- _To do_: Return every record below exactly as written, but leave out the pictures.

- _Material shown_:
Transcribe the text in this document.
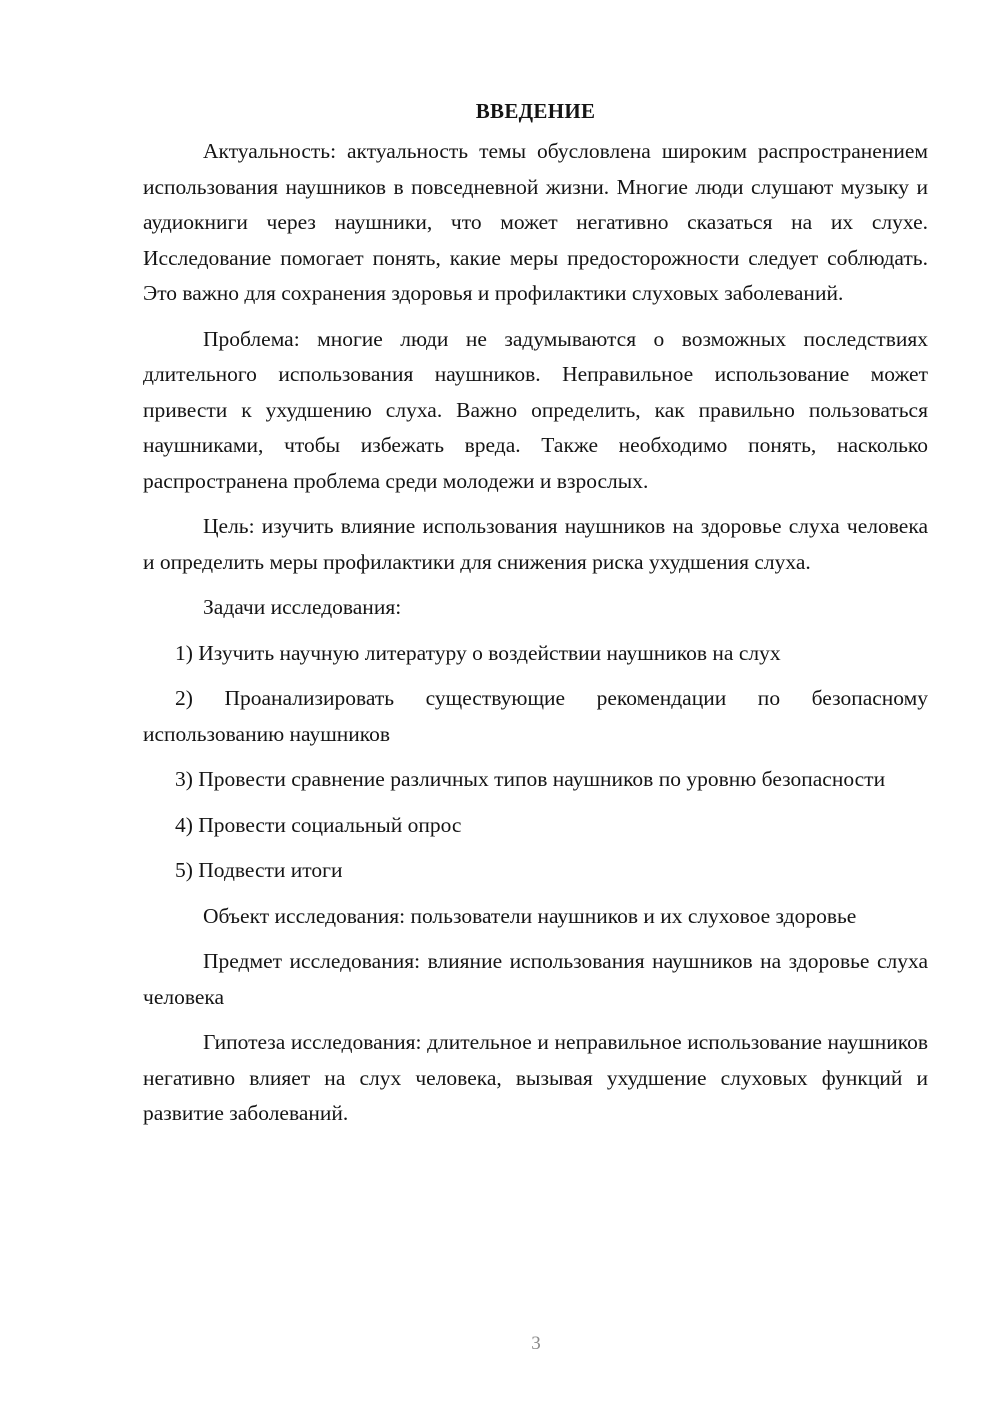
ВВЕДЕНИЕ

Актуальность: актуальность темы обусловлена широким распространением использования наушников в повседневной жизни. Многие люди слушают музыку и аудиокниги через наушники, что может негативно сказаться на их слухе. Исследование помогает понять, какие меры предосторожности следует соблюдать. Это важно для сохранения здоровья и профилактики слуховых заболеваний.

Проблема: многие люди не задумываются о возможных последствиях длительного использования наушников. Неправильное использование может привести к ухудшению слуха. Важно определить, как правильно пользоваться наушниками, чтобы избежать вреда. Также необходимо понять, насколько распространена проблема среди молодежи и взрослых.

Цель: изучить влияние использования наушников на здоровье слуха человека и определить меры профилактики для снижения риска ухудшения слуха.

Задачи исследования:

1) Изучить научную литературу о воздействии наушников на слух

2) Проанализировать существующие рекомендации по безопасному использованию наушников

3) Провести сравнение различных типов наушников по уровню безопасности

4) Провести социальный опрос

5) Подвести итоги

Объект исследования: пользователи наушников и их слуховое здоровье

Предмет исследования: влияние использования наушников на здоровье слуха человека

Гипотеза исследования: длительное и неправильное использование наушников негативно влияет на слух человека, вызывая ухудшение слуховых функций и развитие заболеваний.

3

- _Reply_:
Transcribe the text in this document.
ВВЕДЕНИЕ

Актуальность: актуальность темы обусловлена широким распространением использования наушников в повседневной жизни. Многие люди слушают музыку и аудиокниги через наушники, что может негативно сказаться на их слухе. Исследование помогает понять, какие меры предосторожности следует соблюдать. Это важно для сохранения здоровья и профилактики слуховых заболеваний.

Проблема: многие люди не задумываются о возможных последствиях длительного использования наушников. Неправильное использование может привести к ухудшению слуха. Важно определить, как правильно пользоваться наушниками, чтобы избежать вреда. Также необходимо понять, насколько распространена проблема среди молодежи и взрослых.

Цель: изучить влияние использования наушников на здоровье слуха человека и определить меры профилактики для снижения риска ухудшения слуха.

Задачи исследования:

1) Изучить научную литературу о воздействии наушников на слух

2) Проанализировать существующие рекомендации по безопасному использованию наушников

3) Провести сравнение различных типов наушников по уровню безопасности

4) Провести социальный опрос

5) Подвести итоги

Объект исследования: пользователи наушников и их слуховое здоровье

Предмет исследования: влияние использования наушников на здоровье слуха человека

Гипотеза исследования: длительное и неправильное использование наушников негативно влияет на слух человека, вызывая ухудшение слуховых функций и развитие заболеваний.

3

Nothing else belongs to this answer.